++++ GIVEN INFORMATION

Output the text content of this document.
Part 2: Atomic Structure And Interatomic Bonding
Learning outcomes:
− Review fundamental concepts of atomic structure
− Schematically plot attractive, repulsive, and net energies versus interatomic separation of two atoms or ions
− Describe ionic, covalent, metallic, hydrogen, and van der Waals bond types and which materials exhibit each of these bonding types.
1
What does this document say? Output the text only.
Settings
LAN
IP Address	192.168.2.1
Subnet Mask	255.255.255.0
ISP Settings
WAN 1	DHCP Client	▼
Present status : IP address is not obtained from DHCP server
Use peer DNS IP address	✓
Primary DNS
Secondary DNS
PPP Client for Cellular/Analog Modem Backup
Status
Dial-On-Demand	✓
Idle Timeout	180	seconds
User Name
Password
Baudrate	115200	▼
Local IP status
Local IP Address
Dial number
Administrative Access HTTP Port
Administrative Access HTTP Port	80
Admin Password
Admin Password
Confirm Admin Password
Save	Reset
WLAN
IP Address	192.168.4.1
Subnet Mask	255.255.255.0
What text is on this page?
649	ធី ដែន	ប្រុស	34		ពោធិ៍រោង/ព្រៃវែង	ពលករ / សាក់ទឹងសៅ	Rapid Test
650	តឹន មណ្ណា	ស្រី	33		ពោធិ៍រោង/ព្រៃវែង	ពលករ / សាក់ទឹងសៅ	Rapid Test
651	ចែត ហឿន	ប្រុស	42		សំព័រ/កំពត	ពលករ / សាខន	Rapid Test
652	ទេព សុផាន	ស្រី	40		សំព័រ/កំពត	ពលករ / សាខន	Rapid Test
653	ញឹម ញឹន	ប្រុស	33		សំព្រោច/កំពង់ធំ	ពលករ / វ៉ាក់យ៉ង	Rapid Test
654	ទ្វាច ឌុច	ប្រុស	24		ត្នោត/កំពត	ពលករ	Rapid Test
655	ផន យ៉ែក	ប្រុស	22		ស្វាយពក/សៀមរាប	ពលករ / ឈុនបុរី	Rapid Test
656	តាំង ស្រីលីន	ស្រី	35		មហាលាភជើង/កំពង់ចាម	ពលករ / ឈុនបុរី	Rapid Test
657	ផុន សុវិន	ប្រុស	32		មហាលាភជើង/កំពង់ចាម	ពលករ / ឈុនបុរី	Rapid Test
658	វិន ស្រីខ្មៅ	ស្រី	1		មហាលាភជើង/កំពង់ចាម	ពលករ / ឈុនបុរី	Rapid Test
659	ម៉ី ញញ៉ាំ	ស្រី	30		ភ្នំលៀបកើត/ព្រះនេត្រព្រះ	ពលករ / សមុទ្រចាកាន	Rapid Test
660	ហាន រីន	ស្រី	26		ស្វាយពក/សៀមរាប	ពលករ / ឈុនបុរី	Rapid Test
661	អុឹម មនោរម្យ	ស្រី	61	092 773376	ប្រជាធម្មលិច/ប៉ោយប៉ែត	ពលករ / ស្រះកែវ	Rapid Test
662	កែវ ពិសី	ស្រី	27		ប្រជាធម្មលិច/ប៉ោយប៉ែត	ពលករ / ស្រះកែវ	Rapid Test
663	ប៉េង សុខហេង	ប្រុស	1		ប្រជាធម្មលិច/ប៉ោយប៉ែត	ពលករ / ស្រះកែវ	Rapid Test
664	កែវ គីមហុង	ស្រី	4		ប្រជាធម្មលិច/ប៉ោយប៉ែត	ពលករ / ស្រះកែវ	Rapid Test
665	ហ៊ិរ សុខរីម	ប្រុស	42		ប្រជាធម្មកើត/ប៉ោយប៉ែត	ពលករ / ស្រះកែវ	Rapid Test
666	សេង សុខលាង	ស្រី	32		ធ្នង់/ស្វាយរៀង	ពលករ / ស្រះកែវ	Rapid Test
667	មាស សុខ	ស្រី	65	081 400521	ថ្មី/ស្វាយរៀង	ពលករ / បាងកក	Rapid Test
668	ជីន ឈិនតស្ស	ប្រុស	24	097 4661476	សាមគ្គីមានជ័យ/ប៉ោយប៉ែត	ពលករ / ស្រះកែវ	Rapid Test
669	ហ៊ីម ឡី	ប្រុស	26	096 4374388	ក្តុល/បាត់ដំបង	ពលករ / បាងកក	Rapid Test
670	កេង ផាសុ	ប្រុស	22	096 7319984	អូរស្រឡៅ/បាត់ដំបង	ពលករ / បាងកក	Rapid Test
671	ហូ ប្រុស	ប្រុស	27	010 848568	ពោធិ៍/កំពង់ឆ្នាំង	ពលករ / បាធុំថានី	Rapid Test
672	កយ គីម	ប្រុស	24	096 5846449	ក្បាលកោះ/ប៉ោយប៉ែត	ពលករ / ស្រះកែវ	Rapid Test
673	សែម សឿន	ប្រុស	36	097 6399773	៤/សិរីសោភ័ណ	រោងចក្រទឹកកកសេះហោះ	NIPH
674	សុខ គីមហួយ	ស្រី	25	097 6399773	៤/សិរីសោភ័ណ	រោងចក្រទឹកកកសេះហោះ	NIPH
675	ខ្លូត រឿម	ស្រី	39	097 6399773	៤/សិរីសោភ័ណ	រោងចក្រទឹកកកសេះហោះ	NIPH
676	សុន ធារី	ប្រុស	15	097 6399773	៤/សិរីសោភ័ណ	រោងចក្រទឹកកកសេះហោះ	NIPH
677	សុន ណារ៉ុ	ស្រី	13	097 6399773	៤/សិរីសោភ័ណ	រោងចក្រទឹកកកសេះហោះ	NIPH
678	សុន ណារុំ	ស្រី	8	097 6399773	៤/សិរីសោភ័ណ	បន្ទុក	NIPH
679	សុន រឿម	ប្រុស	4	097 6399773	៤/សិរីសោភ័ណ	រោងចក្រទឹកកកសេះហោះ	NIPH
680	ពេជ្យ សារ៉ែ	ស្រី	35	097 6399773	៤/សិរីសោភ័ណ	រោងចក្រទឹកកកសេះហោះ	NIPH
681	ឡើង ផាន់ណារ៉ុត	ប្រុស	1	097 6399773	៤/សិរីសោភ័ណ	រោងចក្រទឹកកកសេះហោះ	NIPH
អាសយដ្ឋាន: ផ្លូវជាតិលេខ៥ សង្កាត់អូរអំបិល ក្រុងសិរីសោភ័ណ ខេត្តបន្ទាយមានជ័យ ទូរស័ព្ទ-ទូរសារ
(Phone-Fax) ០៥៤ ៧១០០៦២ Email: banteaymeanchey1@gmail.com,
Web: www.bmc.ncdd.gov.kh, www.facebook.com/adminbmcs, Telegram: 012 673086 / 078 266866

++++++++

GIVEN EXERCISE:
Each entry is to be returned in full, character for character.

EXERCISE OUTPUT:
Output the text content of this document.
Part 2: Atomic Structure And Interatomic Bonding
Learning outcomes:
− Review fundamental concepts of atomic structure
− Schematically plot attractive, repulsive, and net energies versus interatomic separation of two atoms or ions
− Describe ionic, covalent, metallic, hydrogen, and van der Waals bond types and which materials exhibit each of these bonding types.
1
What does this document say? Output the text only.
Settings
LAN
IP Address	192.168.2.1
Subnet Mask	255.255.255.0
ISP Settings
WAN 1	DHCP Client	▼
Present status : IP address is not obtained from DHCP server
Use peer DNS IP address	✓
Primary DNS
Secondary DNS
PPP Client for Cellular/Analog Modem Backup
Status
Dial-On-Demand	✓
Idle Timeout	180	seconds
User Name
Password
Baudrate	115200	▼
Local IP status
Local IP Address
Dial number
Administrative Access HTTP Port
Administrative Access HTTP Port	80
Admin Password
Admin Password
Confirm Admin Password
Save	Reset
WLAN
IP Address	192.168.4.1
Subnet Mask	255.255.255.0
What text is on this page?
649	ធី ដែន	ប្រុស	34		ពោធិ៍រោង/ព្រៃវែង	ពលករ / សាក់ទឹងសៅ	Rapid Test
650	តឹន មណ្ណា	ស្រី	33		ពោធិ៍រោង/ព្រៃវែង	ពលករ / សាក់ទឹងសៅ	Rapid Test
651	ចែត ហឿន	ប្រុស	42		សំព័រ/កំពត	ពលករ / សាខន	Rapid Test
652	ទេព សុផាន	ស្រី	40		សំព័រ/កំពត	ពលករ / សាខន	Rapid Test
653	ញឹម ញឹន	ប្រុស	33		សំព្រោច/កំពង់ធំ	ពលករ / វ៉ាក់យ៉ង	Rapid Test
654	ទ្វាច ឌុច	ប្រុស	24		ត្នោត/កំពត	ពលករ	Rapid Test
655	ផន យ៉ែក	ប្រុស	22		ស្វាយពក/សៀមរាប	ពលករ / ឈុនបុរី	Rapid Test
656	តាំង ស្រីលីន	ស្រី	35		មហាលាភជើង/កំពង់ចាម	ពលករ / ឈុនបុរី	Rapid Test
657	ផុន សុវិន	ប្រុស	32		មហាលាភជើង/កំពង់ចាម	ពលករ / ឈុនបុរី	Rapid Test
658	វិន ស្រីខ្មៅ	ស្រី	1		មហាលាភជើង/កំពង់ចាម	ពលករ / ឈុនបុរី	Rapid Test
659	ម៉ី ញញ៉ាំ	ស្រី	30		ភ្នំលៀបកើត/ព្រះនេត្រព្រះ	ពលករ / សមុទ្រចាកាន	Rapid Test
660	ហាន រីន	ស្រី	26		ស្វាយពក/សៀមរាប	ពលករ / ឈុនបុរី	Rapid Test
661	អុឹម មនោរម្យ	ស្រី	61	092 773376	ប្រជាធម្មលិច/ប៉ោយប៉ែត	ពលករ / ស្រះកែវ	Rapid Test
662	កែវ ពិសី	ស្រី	27		ប្រជាធម្មលិច/ប៉ោយប៉ែត	ពលករ / ស្រះកែវ	Rapid Test
663	ប៉េង សុខហេង	ប្រុស	1		ប្រជាធម្មលិច/ប៉ោយប៉ែត	ពលករ / ស្រះកែវ	Rapid Test
664	កែវ គីមហុង	ស្រី	4		ប្រជាធម្មលិច/ប៉ោយប៉ែត	ពលករ / ស្រះកែវ	Rapid Test
665	ហ៊ិរ សុខរីម	ប្រុស	42		ប្រជាធម្មកើត/ប៉ោយប៉ែត	ពលករ / ស្រះកែវ	Rapid Test
666	សេង សុខលាង	ស្រី	32		ធ្នង់/ស្វាយរៀង	ពលករ / ស្រះកែវ	Rapid Test
667	មាស សុខ	ស្រី	65	081 400521	ថ្មី/ស្វាយរៀង	ពលករ / បាងកក	Rapid Test
668	ជីន ឈិនតស្ស	ប្រុស	24	097 4661476	សាមគ្គីមានជ័យ/ប៉ោយប៉ែត	ពលករ / ស្រះកែវ	Rapid Test
669	ហ៊ីម ឡី	ប្រុស	26	096 4374388	ក្តុល/បាត់ដំបង	ពលករ / បាងកក	Rapid Test
670	កេង ផាសុ	ប្រុស	22	096 7319984	អូរស្រឡៅ/បាត់ដំបង	ពលករ / បាងកក	Rapid Test
671	ហូ ប្រុស	ប្រុស	27	010 848568	ពោធិ៍/កំពង់ឆ្នាំង	ពលករ / បាធុំថានី	Rapid Test
672	កយ គីម	ប្រុស	24	096 5846449	ក្បាលកោះ/ប៉ោយប៉ែត	ពលករ / ស្រះកែវ	Rapid Test
673	សែម សឿន	ប្រុស	36	097 6399773	៤/សិរីសោភ័ណ	រោងចក្រទឹកកកសេះហោះ	NIPH
674	សុខ គីមហួយ	ស្រី	25	097 6399773	៤/សិរីសោភ័ណ	រោងចក្រទឹកកកសេះហោះ	NIPH
675	ខ្លូត រឿម	ស្រី	39	097 6399773	៤/សិរីសោភ័ណ	រោងចក្រទឹកកកសេះហោះ	NIPH
676	សុន ធារី	ប្រុស	15	097 6399773	៤/សិរីសោភ័ណ	រោងចក្រទឹកកកសេះហោះ	NIPH
677	សុន ណារ៉ុ	ស្រី	13	097 6399773	៤/សិរីសោភ័ណ	រោងចក្រទឹកកកសេះហោះ	NIPH
678	សុន ណារុំ	ស្រី	8	097 6399773	៤/សិរីសោភ័ណ	បន្ទុក	NIPH
679	សុន រឿម	ប្រុស	4	097 6399773	៤/សិរីសោភ័ណ	រោងចក្រទឹកកកសេះហោះ	NIPH
680	ពេជ្យ សារ៉ែ	ស្រី	35	097 6399773	៤/សិរីសោភ័ណ	រោងចក្រទឹកកកសេះហោះ	NIPH
681	ឡើង ផាន់ណារ៉ុត	ប្រុស	1	097 6399773	៤/សិរីសោភ័ណ	រោងចក្រទឹកកកសេះហោះ	NIPH
អាសយដ្ឋាន: ផ្លូវជាតិលេខ៥ សង្កាត់អូរអំបិល ក្រុងសិរីសោភ័ណ ខេត្តបន្ទាយមានជ័យ ទូរស័ព្ទ-ទូរសារ
(Phone-Fax) ០៥៤ ៧១០០៦២ Email: banteaymeanchey1@gmail.com,
Web: www.bmc.ncdd.gov.kh, www.facebook.com/adminbmcs, Telegram: 012 673086 / 078 266866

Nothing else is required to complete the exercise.